Set each entry down verbatim, omitting images.

Given information:
• • • • • • •

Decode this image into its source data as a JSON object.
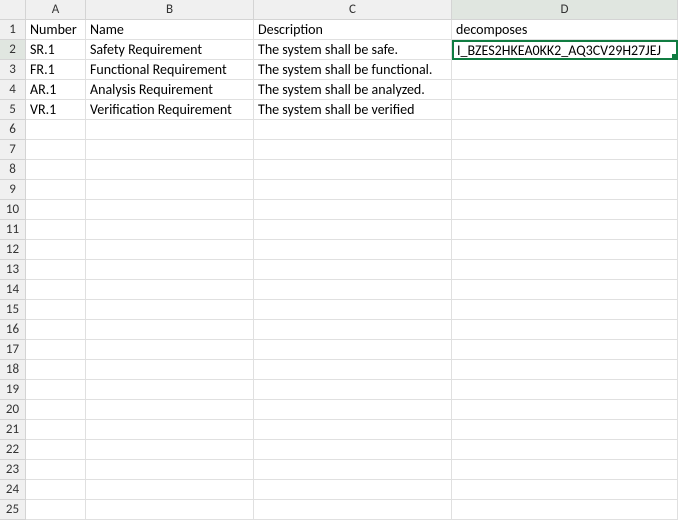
{
  "columns": [
    "A",
    "B",
    "C",
    "D"
  ],
  "rowCount": 25,
  "selected": {
    "row": 2,
    "col": "D"
  },
  "cells": {
    "A1": "Number",
    "B1": "Name",
    "C1": "Description",
    "D1": "decomposes",
    "A2": "SR.1",
    "B2": "Safety Requirement",
    "C2": "The system shall be safe.",
    "D2": "I_BZES2HKEA0KK2_AQ3CV29H27JEJ",
    "A3": "FR.1",
    "B3": "Functional Requirement",
    "C3": "The system shall be functional.",
    "A4": "AR.1",
    "B4": "Analysis Requirement",
    "C4": "The system shall be analyzed.",
    "A5": "VR.1",
    "B5": "Verification Requirement",
    "C5": "The system shall be verified"
  },
  "chart_data": {
    "type": "table",
    "headers": [
      "Number",
      "Name",
      "Description",
      "decomposes"
    ],
    "rows": [
      [
        "SR.1",
        "Safety Requirement",
        "The system shall be safe.",
        "I_BZES2HKEA0KK2_AQ3CV29H27JEJ"
      ],
      [
        "FR.1",
        "Functional Requirement",
        "The system shall be functional.",
        ""
      ],
      [
        "AR.1",
        "Analysis Requirement",
        "The system shall be analyzed.",
        ""
      ],
      [
        "VR.1",
        "Verification Requirement",
        "The system shall be verified",
        ""
      ]
    ]
  }
}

• • • • • • •

Full solution:
Decode this image into its source data as a JSON object.
{
  "columns": [
    "A",
    "B",
    "C",
    "D"
  ],
  "rowCount": 25,
  "selected": {
    "row": 2,
    "col": "D"
  },
  "cells": {
    "A1": "Number",
    "B1": "Name",
    "C1": "Description",
    "D1": "decomposes",
    "A2": "SR.1",
    "B2": "Safety Requirement",
    "C2": "The system shall be safe.",
    "D2": "I_BZES2HKEA0KK2_AQ3CV29H27JEJ",
    "A3": "FR.1",
    "B3": "Functional Requirement",
    "C3": "The system shall be functional.",
    "A4": "AR.1",
    "B4": "Analysis Requirement",
    "C4": "The system shall be analyzed.",
    "A5": "VR.1",
    "B5": "Verification Requirement",
    "C5": "The system shall be verified"
  },
  "chart_data": {
    "type": "table",
    "headers": [
      "Number",
      "Name",
      "Description",
      "decomposes"
    ],
    "rows": [
      [
        "SR.1",
        "Safety Requirement",
        "The system shall be safe.",
        "I_BZES2HKEA0KK2_AQ3CV29H27JEJ"
      ],
      [
        "FR.1",
        "Functional Requirement",
        "The system shall be functional.",
        ""
      ],
      [
        "AR.1",
        "Analysis Requirement",
        "The system shall be analyzed.",
        ""
      ],
      [
        "VR.1",
        "Verification Requirement",
        "The system shall be verified",
        ""
      ]
    ]
  }
}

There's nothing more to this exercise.